The problem: Each line containing the word "образуемых" must be reported.

Dataset items:
------------------------------------------------------------------------
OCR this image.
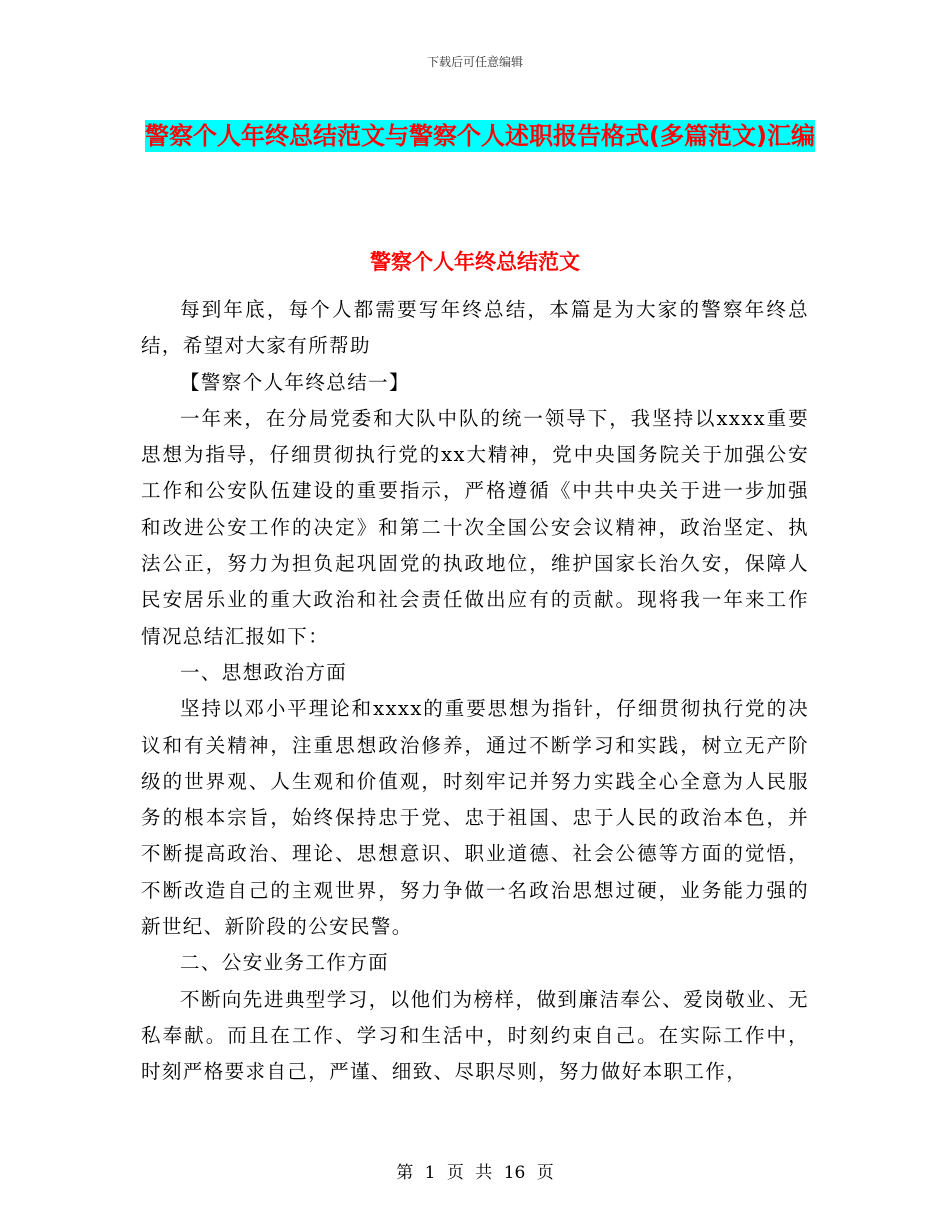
下载后可任意编辑
警察个人年终总结范文与警察个人述职报告格式(多篇范文)汇编
警察个人年终总结范文

每到年底，每个人都需要写年终总结，本篇是为大家的警察年终总结，希望对大家有所帮助

【警察个人年终总结一】

一年来，在分局党委和大队中队的统一领导下，我坚持以xxxx重要思想为指导，仔细贯彻执行党的xx大精神，党中央国务院关于加强公安工作和公安队伍建设的重要指示，严格遵循《中共中央关于进一步加强和改进公安工作的决定》和第二十次全国公安会议精神，政治坚定、执法公正，努力为担负起巩固党的执政地位，维护国家长治久安，保障人民安居乐业的重大政治和社会责任做出应有的贡献。现将我一年来工作情况总结汇报如下：

一、思想政治方面

坚持以邓小平理论和xxxx的重要思想为指针，仔细贯彻执行党的决议和有关精神，注重思想政治修养，通过不断学习和实践，树立无产阶级的世界观、人生观和价值观，时刻牢记并努力实践全心全意为人民服务的根本宗旨，始终保持忠于党、忠于祖国、忠于人民的政治本色，并不断提高政治、理论、思想意识、职业道德、社会公德等方面的觉悟，不断改造自己的主观世界，努力争做一名政治思想过硬，业务能力强的新世纪、新阶段的公安民警。

二、公安业务工作方面

不断向先进典型学习，以他们为榜样，做到廉洁奉公、爱岗敬业、无私奉献。而且在工作、学习和生活中，时刻约束自己。在实际工作中，时刻严格要求自己，严谨、细致、尽职尽则，努力做好本职工作，

第 1 页 共 16 页
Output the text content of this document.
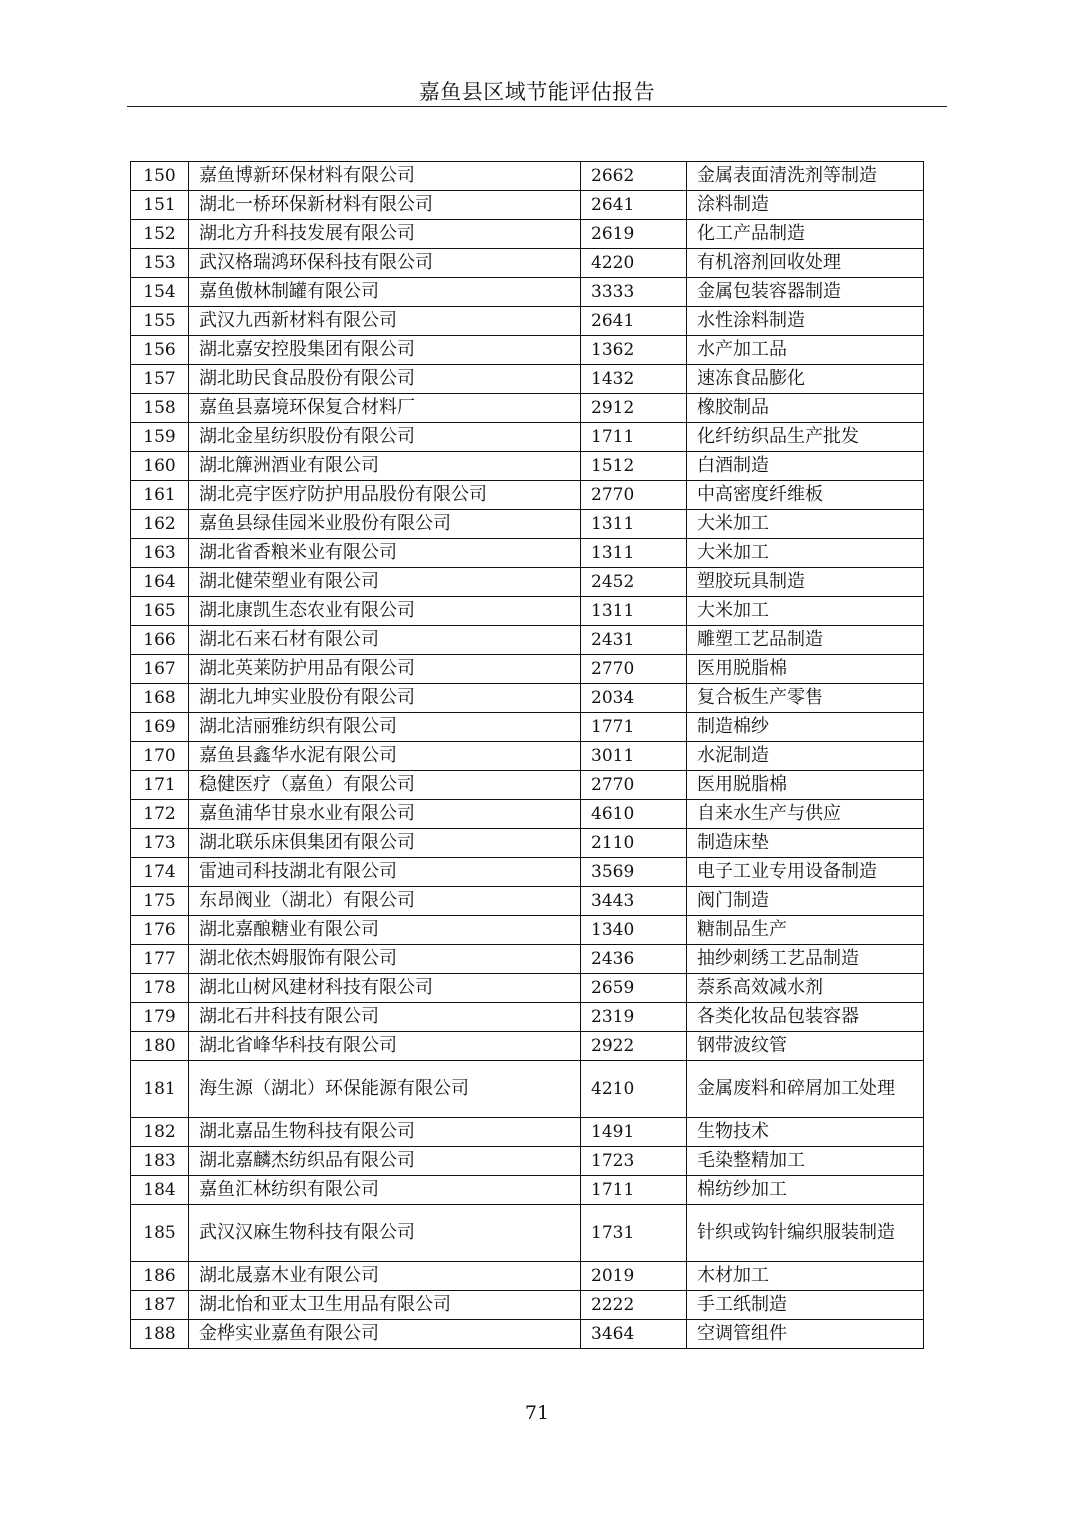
嘉鱼县区域节能评估报告
150	嘉鱼博新环保材料有限公司	2662	金属表面清洗剂等制造
151	湖北一桥环保新材料有限公司	2641	涂料制造
152	湖北方升科技发展有限公司	2619	化工产品制造
153	武汉格瑞鸿环保科技有限公司	4220	有机溶剂回收处理
154	嘉鱼傲林制罐有限公司	3333	金属包装容器制造
155	武汉九西新材料有限公司	2641	水性涂料制造
156	湖北嘉安控股集团有限公司	1362	水产加工品
157	湖北助民食品股份有限公司	1432	速冻食品膨化
158	嘉鱼县嘉境环保复合材料厂	2912	橡胶制品
159	湖北金星纺织股份有限公司	1711	化纤纺织品生产批发
160	湖北簰洲酒业有限公司	1512	白酒制造
161	湖北亮宇医疗防护用品股份有限公司	2770	中高密度纤维板
162	嘉鱼县绿佳园米业股份有限公司	1311	大米加工
163	湖北省香粮米业有限公司	1311	大米加工
164	湖北健荣塑业有限公司	2452	塑胶玩具制造
165	湖北康凯生态农业有限公司	1311	大米加工
166	湖北石来石材有限公司	2431	雕塑工艺品制造
167	湖北英莱防护用品有限公司	2770	医用脱脂棉
168	湖北九坤实业股份有限公司	2034	复合板生产零售
169	湖北洁丽雅纺织有限公司	1771	制造棉纱
170	嘉鱼县鑫华水泥有限公司	3011	水泥制造
171	稳健医疗（嘉鱼）有限公司	2770	医用脱脂棉
172	嘉鱼浦华甘泉水业有限公司	4610	自来水生产与供应
173	湖北联乐床俱集团有限公司	2110	制造床垫
174	雷迪司科技湖北有限公司	3569	电子工业专用设备制造
175	东昂阀业（湖北）有限公司	3443	阀门制造
176	湖北嘉酿糖业有限公司	1340	糖制品生产
177	湖北依杰姆服饰有限公司	2436	抽纱刺绣工艺品制造
178	湖北山树风建材科技有限公司	2659	萘系高效减水剂
179	湖北石井科技有限公司	2319	各类化妆品包装容器
180	湖北省峰华科技有限公司	2922	钢带波纹管
181	海生源（湖北）环保能源有限公司	4210	金属废料和碎屑加工处理
182	湖北嘉品生物科技有限公司	1491	生物技术
183	湖北嘉麟杰纺织品有限公司	1723	毛染整精加工
184	嘉鱼汇林纺织有限公司	1711	棉纺纱加工
185	武汉汉麻生物科技有限公司	1731	针织或钩针编织服装制造
186	湖北晟嘉木业有限公司	2019	木材加工
187	湖北怡和亚太卫生用品有限公司	2222	手工纸制造
188	金桦实业嘉鱼有限公司	3464	空调管组件
71
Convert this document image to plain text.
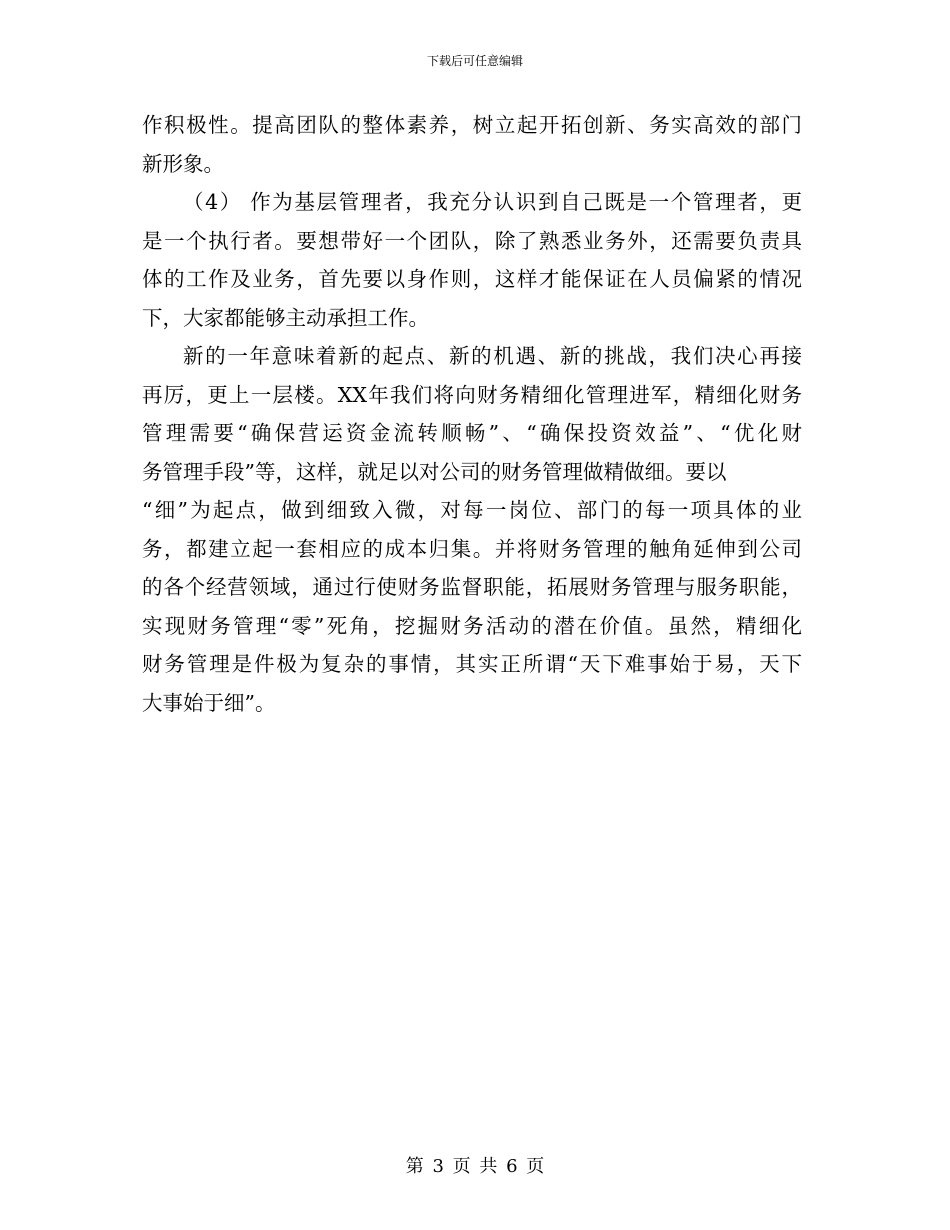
下载后可任意编辑

作积极性。提高团队的整体素养，树立起开拓创新、务实高效的部门
新形象。

（4） 作为基层管理者，我充分认识到自己既是一个管理者，更
是一个执行者。要想带好一个团队，除了熟悉业务外，还需要负责具
体的工作及业务，首先要以身作则，这样才能保证在人员偏紧的情况
下，大家都能够主动承担工作。

新的一年意味着新的起点、新的机遇、新的挑战，我们决心再接
再厉，更上一层楼。XX年我们将向财务精细化管理进军，精细化财务
管理需要“确保营运资金流转顺畅”、“确保投资效益”、“优化财
务管理手段”等，这样，就足以对公司的财务管理做精做细。要以
“细”为起点，做到细致入微，对每一岗位、部门的每一项具体的业
务，都建立起一套相应的成本归集。并将财务管理的触角延伸到公司
的各个经营领域，通过行使财务监督职能，拓展财务管理与服务职能，
实现财务管理“零”死角，挖掘财务活动的潜在价值。虽然，精细化
财务管理是件极为复杂的事情，其实正所谓“天下难事始于易，天下
大事始于细”。

第 3 页 共 6 页
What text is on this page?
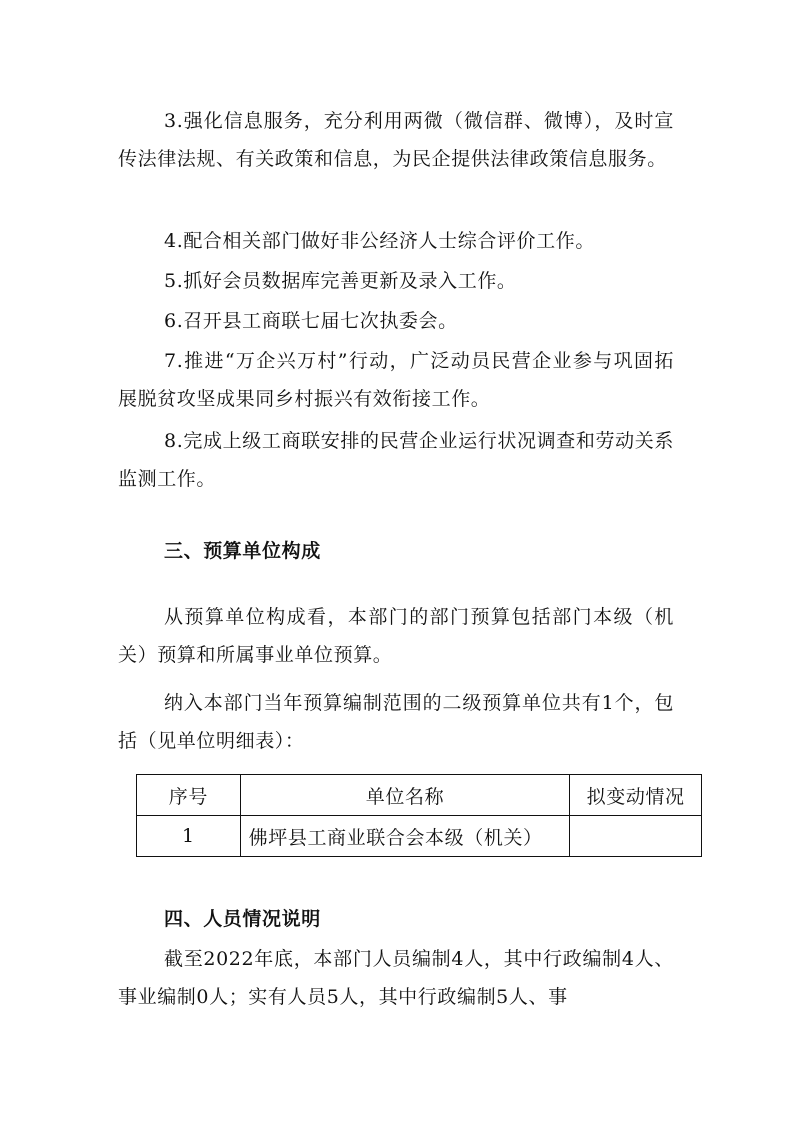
3.强化信息服务，充分利用两微（微信群、微博），及时宣传法律法规、有关政策和信息，为民企提供法律政策信息服务。

4.配合相关部门做好非公经济人士综合评价工作。

5.抓好会员数据库完善更新及录入工作。

6.召开县工商联七届七次执委会。

7.推进“万企兴万村”行动，广泛动员民营企业参与巩固拓展脱贫攻坚成果同乡村振兴有效衔接工作。

8.完成上级工商联安排的民营企业运行状况调查和劳动关系监测工作。

三、预算单位构成

从预算单位构成看，本部门的部门预算包括部门本级（机关）预算和所属事业单位预算。

纳入本部门当年预算编制范围的二级预算单位共有1个，包括（见单位明细表）：

序号	单位名称	拟变动情况
1	佛坪县工商业联合会本级（机关）	
四、人员情况说明

截至2022年底，本部门人员编制4人，其中行政编制4人、事业编制0人；实有人员5人，其中行政编制5人、事
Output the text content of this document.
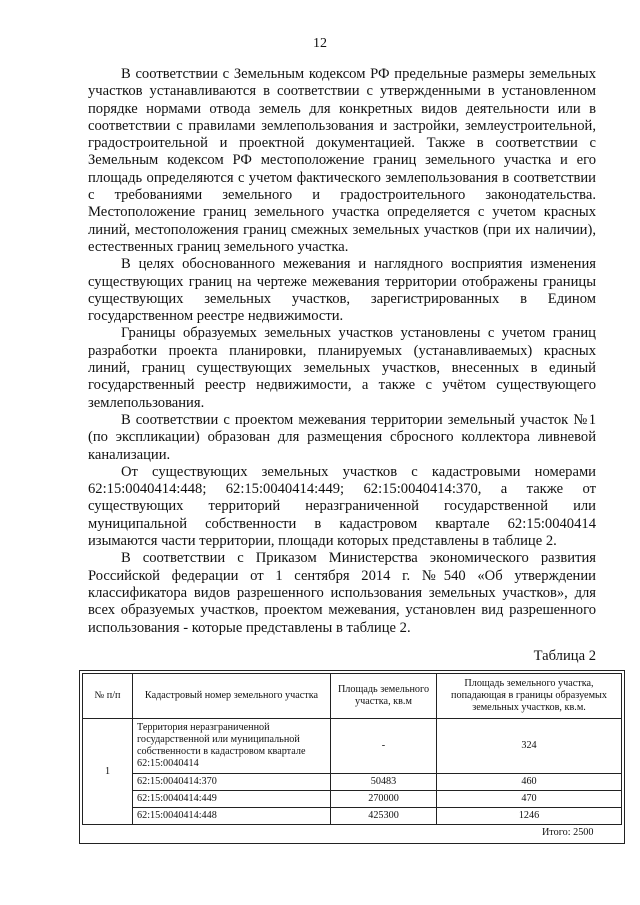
12

В соответствии с Земельным кодексом РФ предельные размеры земельных участков устанавливаются в соответствии с утвержденными в установленном порядке нормами отвода земель для конкретных видов деятельности или в соответствии с правилами землепользования и застройки, землеустроительной, градостроительной и проектной документацией. Также в соответствии с Земельным кодексом РФ местоположение границ земельного участка и его площадь определяются с учетом фактического землепользования в соответствии с требованиями земельного и градостроительного законодательства. Местоположение границ земельного участка определяется с учетом красных линий, местоположения границ смежных земельных участков (при их наличии), естественных границ земельного участка.

В целях обоснованного межевания и наглядного восприятия изменения существующих границ на чертеже межевания территории отображены границы существующих земельных участков, зарегистрированных в Едином государственном реестре недвижимости.

Границы образуемых земельных участков установлены с учетом границ разработки проекта планировки, планируемых (устанавливаемых) красных линий, границ существующих земельных участков, внесенных в единый государственный реестр недвижимости, а также с учётом существующего землепользования.

В соответствии с проектом межевания территории земельный участок №1 (по экспликации) образован для размещения сбросного коллектора ливневой канализации.

От существующих земельных участков с кадастровыми номерами 62:15:0040414:448; 62:15:0040414:449; 62:15:0040414:370, а также от существующих территорий неразграниченной государственной или муниципальной собственности в кадастровом квартале 62:15:0040414 изымаются части территории, площади которых представлены в таблице 2.

В соответствии с Приказом Министерства экономического развития Российской федерации от 1 сентября 2014 г. №540 «Об утверждении классификатора видов разрешенного использования земельных участков», для всех образуемых участков, проектом межевания, установлен вид разрешенного использования - которые представлены в таблице 2.

Таблица 2
№ п/п	Кадастровый номер земельного участка	Площадь земельного участка, кв.м	Площадь земельного участка, попадающая в границы образуемых земельных участков, кв.м.
1	Территория неразграниченной государственной или муниципальной собственности в кадастровом квартале 62:15:0040414	-	324
	62:15:0040414:370	50483	460
	62:15:0040414:449	270000	470
	62:15:0040414:448	425300	1246
Итого: 2500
------------------------------------------------------------------------
Response for this exercise:
Границы образуемых земельных участков установлены с учетом границ разработки проекта планировки, планируемых (устанавливаемых) красных линий, границ существующих земельных участков, внесенных в единый государственный реестр недвижимости, а также с учётом существующего землепользования.
В соответствии с Приказом Министерства экономического развития Российской федерации от 1 сентября 2014 г. №540 «Об утверждении классификатора видов разрешенного использования земельных участков», для всех образуемых участков, проектом межевания, установлен вид разрешенного использования - которые представлены в таблице 2.
№ п/п	Кадастровый номер земельного участка	Площадь земельного участка, кв.м	Площадь земельного участка, попадающая в границы образуемых земельных участков, кв.м.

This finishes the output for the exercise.